▸ **PROVIDED RECORDS**
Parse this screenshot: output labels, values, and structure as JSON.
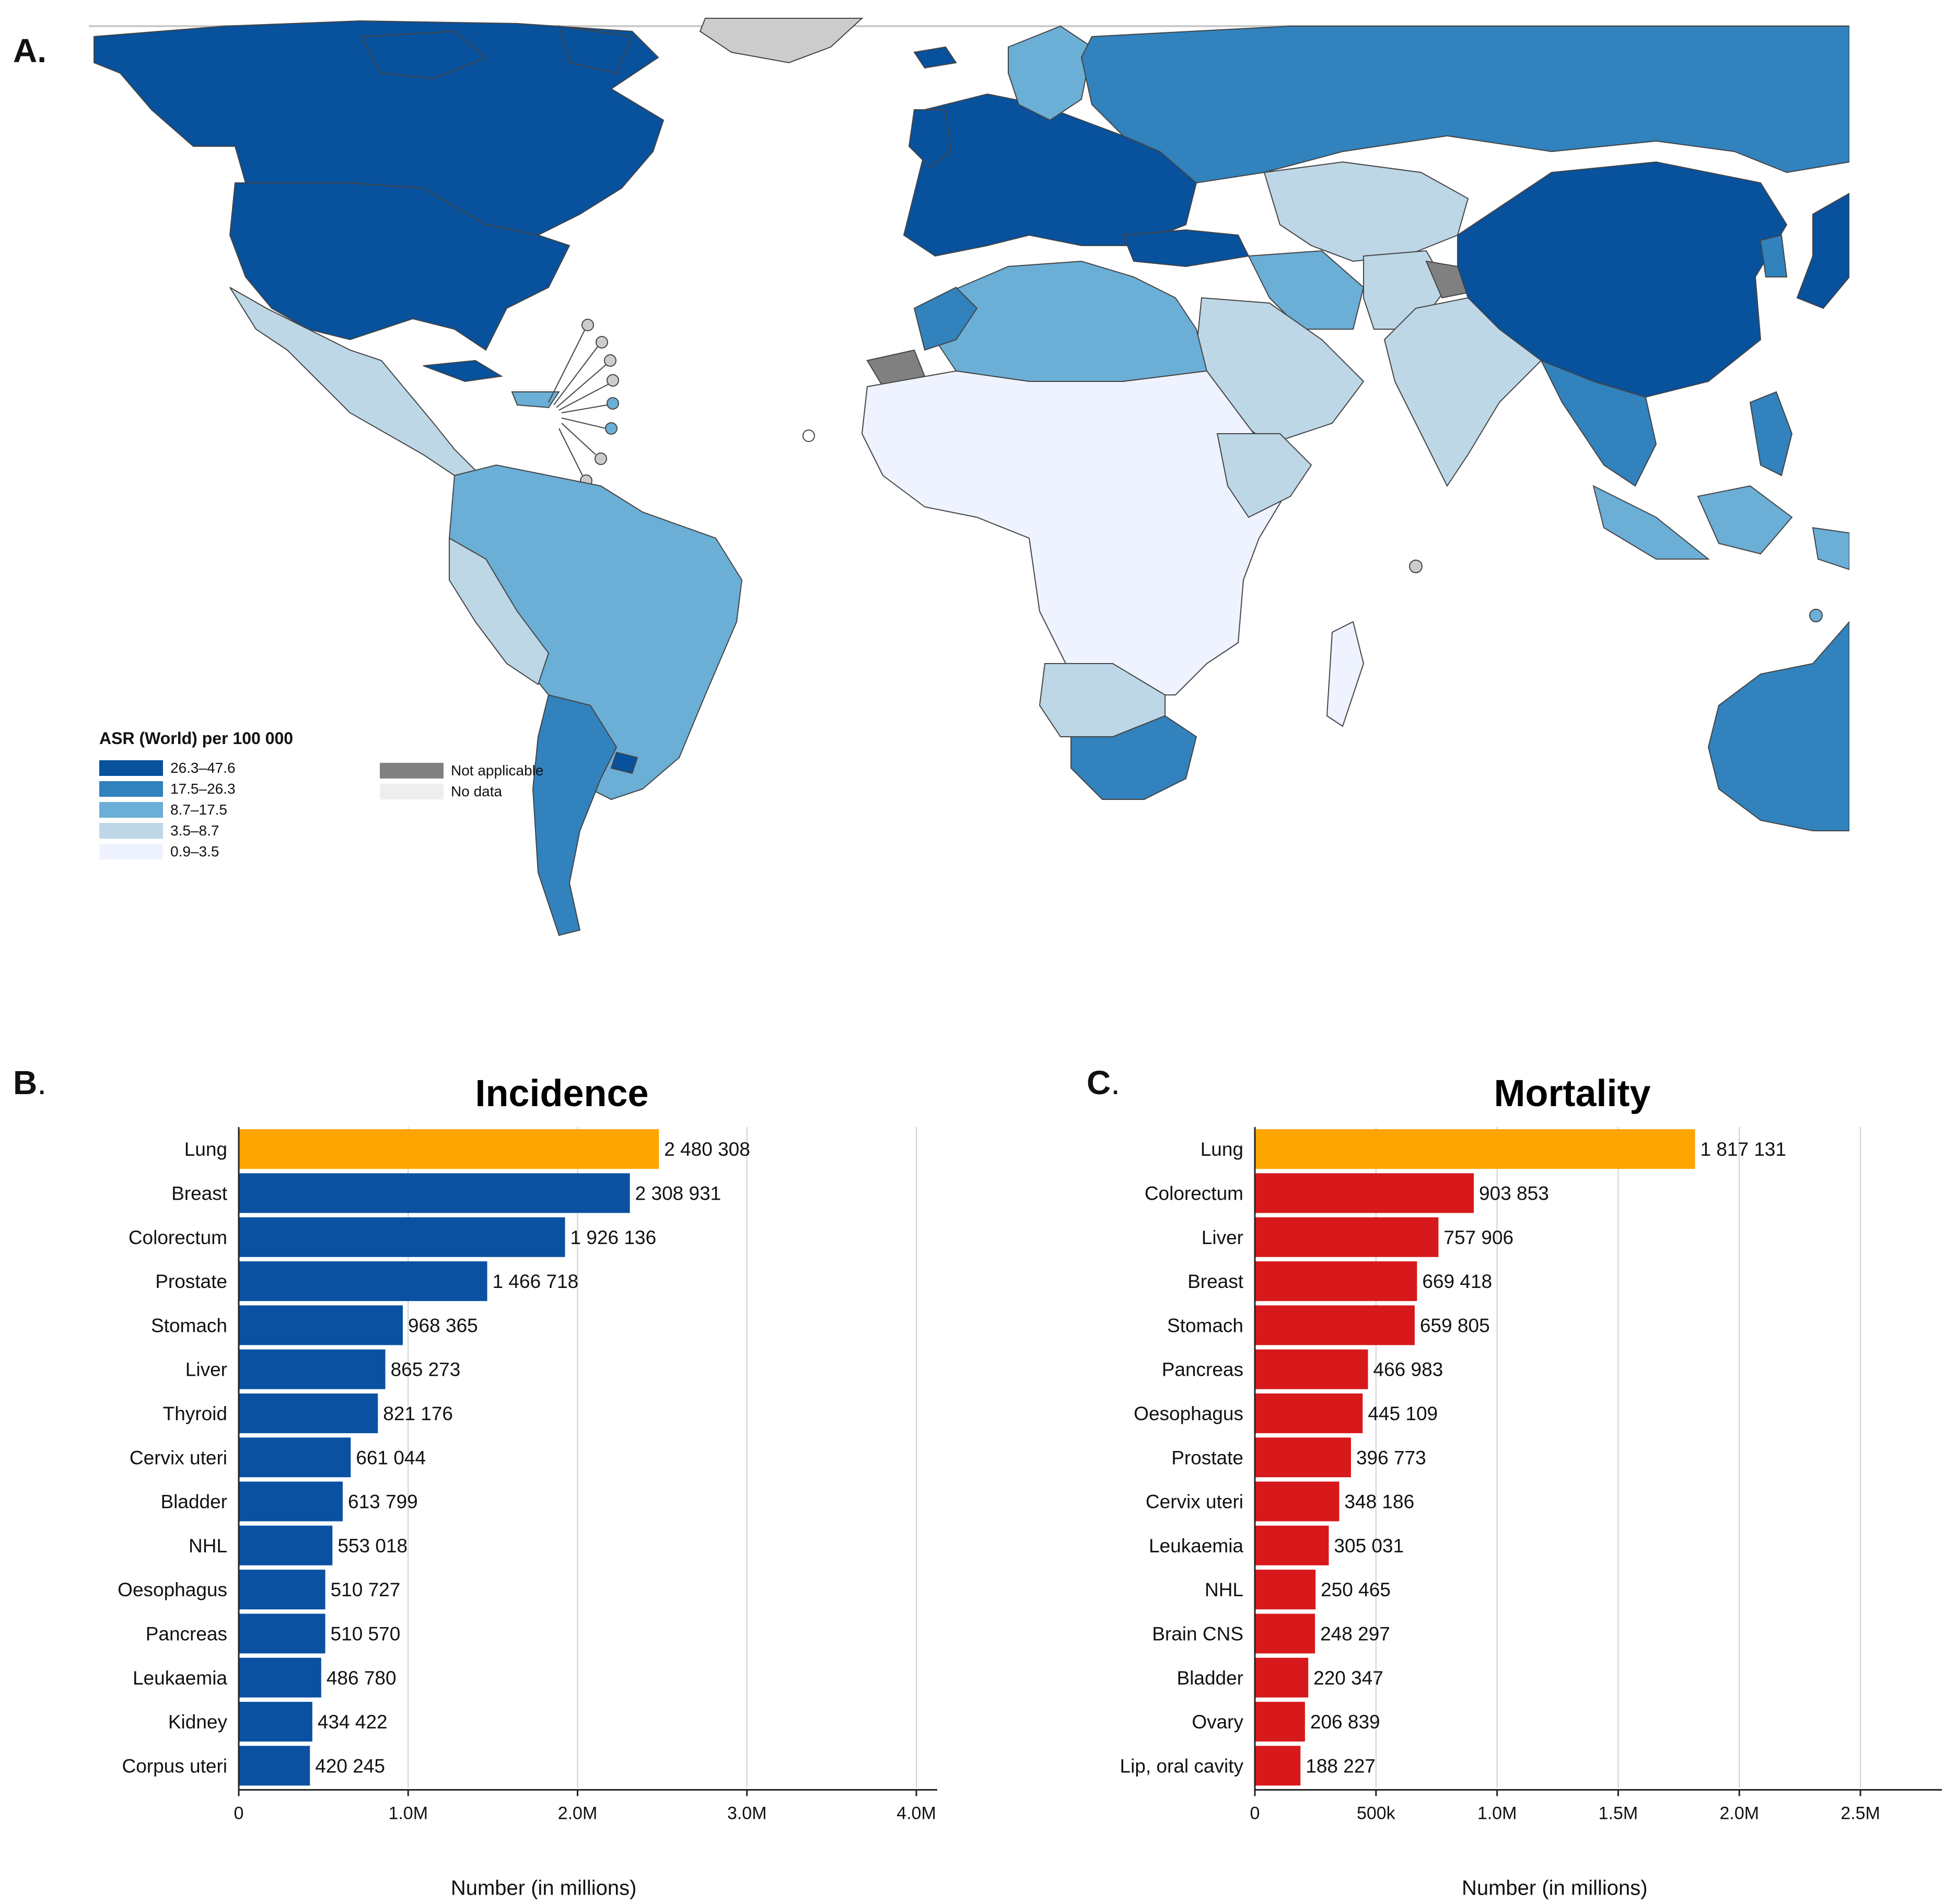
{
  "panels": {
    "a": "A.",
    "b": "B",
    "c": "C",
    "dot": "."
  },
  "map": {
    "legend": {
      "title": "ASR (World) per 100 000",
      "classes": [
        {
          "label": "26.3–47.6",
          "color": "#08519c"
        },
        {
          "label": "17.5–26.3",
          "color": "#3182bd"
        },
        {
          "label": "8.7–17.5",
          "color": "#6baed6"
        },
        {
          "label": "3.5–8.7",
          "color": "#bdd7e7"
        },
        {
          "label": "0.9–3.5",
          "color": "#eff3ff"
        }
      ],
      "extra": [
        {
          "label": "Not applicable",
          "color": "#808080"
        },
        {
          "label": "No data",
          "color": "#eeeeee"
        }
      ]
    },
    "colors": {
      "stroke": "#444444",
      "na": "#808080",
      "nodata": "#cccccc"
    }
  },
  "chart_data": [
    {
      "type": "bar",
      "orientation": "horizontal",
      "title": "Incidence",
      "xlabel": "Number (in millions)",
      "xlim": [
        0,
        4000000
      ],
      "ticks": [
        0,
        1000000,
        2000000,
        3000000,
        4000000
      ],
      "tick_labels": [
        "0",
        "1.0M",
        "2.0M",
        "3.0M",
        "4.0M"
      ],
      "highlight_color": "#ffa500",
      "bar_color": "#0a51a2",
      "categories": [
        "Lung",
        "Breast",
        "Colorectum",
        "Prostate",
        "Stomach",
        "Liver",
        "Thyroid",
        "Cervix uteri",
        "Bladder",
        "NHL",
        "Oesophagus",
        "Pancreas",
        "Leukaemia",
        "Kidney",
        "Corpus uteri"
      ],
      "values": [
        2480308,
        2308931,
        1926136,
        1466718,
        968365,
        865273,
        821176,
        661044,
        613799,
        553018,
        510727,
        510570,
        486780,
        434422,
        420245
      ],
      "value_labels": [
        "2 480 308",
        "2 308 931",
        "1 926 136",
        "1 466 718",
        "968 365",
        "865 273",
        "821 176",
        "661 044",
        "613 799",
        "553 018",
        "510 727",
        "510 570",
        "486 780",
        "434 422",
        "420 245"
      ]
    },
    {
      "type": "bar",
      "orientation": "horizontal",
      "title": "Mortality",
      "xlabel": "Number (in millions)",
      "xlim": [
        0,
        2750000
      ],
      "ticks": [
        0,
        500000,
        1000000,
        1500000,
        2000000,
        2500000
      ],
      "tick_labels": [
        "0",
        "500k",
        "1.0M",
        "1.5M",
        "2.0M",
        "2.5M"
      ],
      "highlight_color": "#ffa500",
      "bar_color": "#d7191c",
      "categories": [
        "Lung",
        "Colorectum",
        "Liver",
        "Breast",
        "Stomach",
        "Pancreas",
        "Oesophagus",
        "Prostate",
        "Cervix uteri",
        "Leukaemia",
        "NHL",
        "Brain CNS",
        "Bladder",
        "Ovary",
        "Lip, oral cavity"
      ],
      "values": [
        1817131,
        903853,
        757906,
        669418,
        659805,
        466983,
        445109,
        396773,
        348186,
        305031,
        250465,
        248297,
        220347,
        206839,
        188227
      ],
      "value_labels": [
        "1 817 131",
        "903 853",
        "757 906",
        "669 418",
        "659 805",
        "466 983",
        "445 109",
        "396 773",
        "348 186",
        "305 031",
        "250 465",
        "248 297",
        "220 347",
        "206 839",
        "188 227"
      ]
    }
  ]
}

▸ **WHAT IS NEEDED**
Make an exact copy of every entry above, minus the images.

▸ **OUTPUT FOR THIS TASK**
Parse this screenshot: output labels, values, and structure as JSON.
{
  "panels": {
    "a": "A.",
    "b": "B",
    "c": "C",
    "dot": "."
  },
  "map": {
    "legend": {
      "title": "ASR (World) per 100 000",
      "classes": [
        {
          "label": "26.3–47.6",
          "color": "#08519c"
        },
        {
          "label": "17.5–26.3",
          "color": "#3182bd"
        },
        {
          "label": "8.7–17.5",
          "color": "#6baed6"
        },
        {
          "label": "3.5–8.7",
          "color": "#bdd7e7"
        },
        {
          "label": "0.9–3.5",
          "color": "#eff3ff"
        }
      ],
      "extra": [
        {
          "label": "Not applicable",
          "color": "#808080"
        },
        {
          "label": "No data",
          "color": "#eeeeee"
        }
      ]
    },
    "colors": {
      "stroke": "#444444",
      "na": "#808080",
      "nodata": "#cccccc"
    }
  },
  "chart_data": [
    {
      "type": "bar",
      "orientation": "horizontal",
      "title": "Incidence",
      "xlabel": "Number (in millions)",
      "xlim": [
        0,
        4000000
      ],
      "ticks": [
        0,
        1000000,
        2000000,
        3000000,
        4000000
      ],
      "tick_labels": [
        "0",
        "1.0M",
        "2.0M",
        "3.0M",
        "4.0M"
      ],
      "highlight_color": "#ffa500",
      "bar_color": "#0a51a2",
      "categories": [
        "Lung",
        "Breast",
        "Colorectum",
        "Prostate",
        "Stomach",
        "Liver",
        "Thyroid",
        "Cervix uteri",
        "Bladder",
        "NHL",
        "Oesophagus",
        "Pancreas",
        "Leukaemia",
        "Kidney",
        "Corpus uteri"
      ],
      "values": [
        2480308,
        2308931,
        1926136,
        1466718,
        968365,
        865273,
        821176,
        661044,
        613799,
        553018,
        510727,
        510570,
        486780,
        434422,
        420245
      ],
      "value_labels": [
        "2 480 308",
        "2 308 931",
        "1 926 136",
        "1 466 718",
        "968 365",
        "865 273",
        "821 176",
        "661 044",
        "613 799",
        "553 018",
        "510 727",
        "510 570",
        "486 780",
        "434 422",
        "420 245"
      ]
    },
    {
      "type": "bar",
      "orientation": "horizontal",
      "title": "Mortality",
      "xlabel": "Number (in millions)",
      "xlim": [
        0,
        2750000
      ],
      "ticks": [
        0,
        500000,
        1000000,
        1500000,
        2000000,
        2500000
      ],
      "tick_labels": [
        "0",
        "500k",
        "1.0M",
        "1.5M",
        "2.0M",
        "2.5M"
      ],
      "highlight_color": "#ffa500",
      "bar_color": "#d7191c",
      "categories": [
        "Lung",
        "Colorectum",
        "Liver",
        "Breast",
        "Stomach",
        "Pancreas",
        "Oesophagus",
        "Prostate",
        "Cervix uteri",
        "Leukaemia",
        "NHL",
        "Brain CNS",
        "Bladder",
        "Ovary",
        "Lip, oral cavity"
      ],
      "values": [
        1817131,
        903853,
        757906,
        669418,
        659805,
        466983,
        445109,
        396773,
        348186,
        305031,
        250465,
        248297,
        220347,
        206839,
        188227
      ],
      "value_labels": [
        "1 817 131",
        "903 853",
        "757 906",
        "669 418",
        "659 805",
        "466 983",
        "445 109",
        "396 773",
        "348 186",
        "305 031",
        "250 465",
        "248 297",
        "220 347",
        "206 839",
        "188 227"
      ]
    }
  ]
}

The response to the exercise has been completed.